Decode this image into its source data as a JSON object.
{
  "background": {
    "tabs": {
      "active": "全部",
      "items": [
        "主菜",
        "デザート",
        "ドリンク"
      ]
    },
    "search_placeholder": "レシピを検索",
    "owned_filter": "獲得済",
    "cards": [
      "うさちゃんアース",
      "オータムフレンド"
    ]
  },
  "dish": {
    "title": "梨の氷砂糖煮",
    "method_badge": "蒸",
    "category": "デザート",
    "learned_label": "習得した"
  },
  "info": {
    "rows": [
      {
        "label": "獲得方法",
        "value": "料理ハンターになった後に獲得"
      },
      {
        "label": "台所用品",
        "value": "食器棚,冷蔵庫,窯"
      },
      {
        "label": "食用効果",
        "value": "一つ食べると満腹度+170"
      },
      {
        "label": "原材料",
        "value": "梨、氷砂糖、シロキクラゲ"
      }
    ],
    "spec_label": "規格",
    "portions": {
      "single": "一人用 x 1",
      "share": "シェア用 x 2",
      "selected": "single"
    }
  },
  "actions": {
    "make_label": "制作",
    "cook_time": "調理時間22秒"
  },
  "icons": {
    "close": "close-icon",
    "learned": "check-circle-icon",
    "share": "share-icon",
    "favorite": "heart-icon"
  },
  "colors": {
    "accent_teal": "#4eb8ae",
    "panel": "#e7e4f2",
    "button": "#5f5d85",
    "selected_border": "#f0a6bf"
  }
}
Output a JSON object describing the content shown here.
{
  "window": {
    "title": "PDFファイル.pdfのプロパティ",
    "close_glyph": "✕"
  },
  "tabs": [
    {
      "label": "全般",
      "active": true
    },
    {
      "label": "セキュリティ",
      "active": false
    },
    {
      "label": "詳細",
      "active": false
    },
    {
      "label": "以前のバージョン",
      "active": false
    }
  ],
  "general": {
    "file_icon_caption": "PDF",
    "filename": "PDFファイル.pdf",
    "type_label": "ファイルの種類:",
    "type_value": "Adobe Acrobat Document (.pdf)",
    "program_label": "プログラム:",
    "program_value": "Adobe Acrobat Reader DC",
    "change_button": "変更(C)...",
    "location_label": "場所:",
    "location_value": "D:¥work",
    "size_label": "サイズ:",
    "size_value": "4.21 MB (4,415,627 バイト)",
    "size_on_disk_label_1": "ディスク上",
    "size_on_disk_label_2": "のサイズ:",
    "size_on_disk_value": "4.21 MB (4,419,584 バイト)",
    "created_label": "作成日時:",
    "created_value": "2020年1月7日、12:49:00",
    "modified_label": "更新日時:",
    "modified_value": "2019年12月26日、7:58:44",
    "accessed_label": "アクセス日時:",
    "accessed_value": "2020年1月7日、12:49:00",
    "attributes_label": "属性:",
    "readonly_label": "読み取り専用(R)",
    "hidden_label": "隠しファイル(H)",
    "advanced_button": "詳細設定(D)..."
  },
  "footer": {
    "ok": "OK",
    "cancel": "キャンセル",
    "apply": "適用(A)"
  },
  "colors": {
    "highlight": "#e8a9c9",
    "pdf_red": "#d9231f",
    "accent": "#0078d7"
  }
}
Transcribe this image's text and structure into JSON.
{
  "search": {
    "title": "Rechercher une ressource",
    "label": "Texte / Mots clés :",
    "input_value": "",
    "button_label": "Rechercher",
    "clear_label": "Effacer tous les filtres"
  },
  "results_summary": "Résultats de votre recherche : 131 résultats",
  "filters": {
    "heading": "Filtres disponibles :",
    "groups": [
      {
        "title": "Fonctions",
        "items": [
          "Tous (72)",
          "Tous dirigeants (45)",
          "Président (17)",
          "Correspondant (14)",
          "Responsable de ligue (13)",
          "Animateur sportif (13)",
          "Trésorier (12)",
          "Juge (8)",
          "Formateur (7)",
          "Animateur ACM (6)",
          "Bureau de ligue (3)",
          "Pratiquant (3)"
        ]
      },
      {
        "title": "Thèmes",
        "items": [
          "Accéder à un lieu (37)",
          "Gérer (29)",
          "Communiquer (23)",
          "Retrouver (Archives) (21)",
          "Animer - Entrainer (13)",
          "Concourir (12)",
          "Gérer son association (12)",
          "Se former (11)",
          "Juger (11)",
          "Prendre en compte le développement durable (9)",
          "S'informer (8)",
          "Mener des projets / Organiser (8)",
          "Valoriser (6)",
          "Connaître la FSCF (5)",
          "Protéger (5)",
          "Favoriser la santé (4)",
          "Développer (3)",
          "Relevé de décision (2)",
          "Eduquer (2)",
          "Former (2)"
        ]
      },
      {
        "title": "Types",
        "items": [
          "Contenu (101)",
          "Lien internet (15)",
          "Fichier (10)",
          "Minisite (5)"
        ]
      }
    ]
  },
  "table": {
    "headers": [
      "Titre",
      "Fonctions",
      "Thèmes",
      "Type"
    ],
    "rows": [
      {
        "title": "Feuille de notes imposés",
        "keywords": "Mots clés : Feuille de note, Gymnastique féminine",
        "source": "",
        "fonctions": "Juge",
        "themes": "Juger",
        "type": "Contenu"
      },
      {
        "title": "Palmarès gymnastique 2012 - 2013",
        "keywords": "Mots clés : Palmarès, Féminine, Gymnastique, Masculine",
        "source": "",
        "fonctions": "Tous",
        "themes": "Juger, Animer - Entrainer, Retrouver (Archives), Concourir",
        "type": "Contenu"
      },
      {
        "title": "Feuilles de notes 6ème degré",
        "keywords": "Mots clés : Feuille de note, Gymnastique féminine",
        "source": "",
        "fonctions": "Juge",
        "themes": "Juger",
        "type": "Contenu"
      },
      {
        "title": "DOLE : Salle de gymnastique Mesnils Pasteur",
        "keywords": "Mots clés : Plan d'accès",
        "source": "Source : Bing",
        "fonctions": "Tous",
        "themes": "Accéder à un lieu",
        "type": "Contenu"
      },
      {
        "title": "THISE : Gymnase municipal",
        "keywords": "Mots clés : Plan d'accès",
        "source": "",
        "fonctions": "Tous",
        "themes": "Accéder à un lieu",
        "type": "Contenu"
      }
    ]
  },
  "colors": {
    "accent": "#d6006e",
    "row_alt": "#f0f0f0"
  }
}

+ + + + + + +

• [DESCRIPTION OF THE TASK]: Tally the lines of the data that contain the string "Concourir" and report the total alone.

• [RIGHT ANSWER]: 2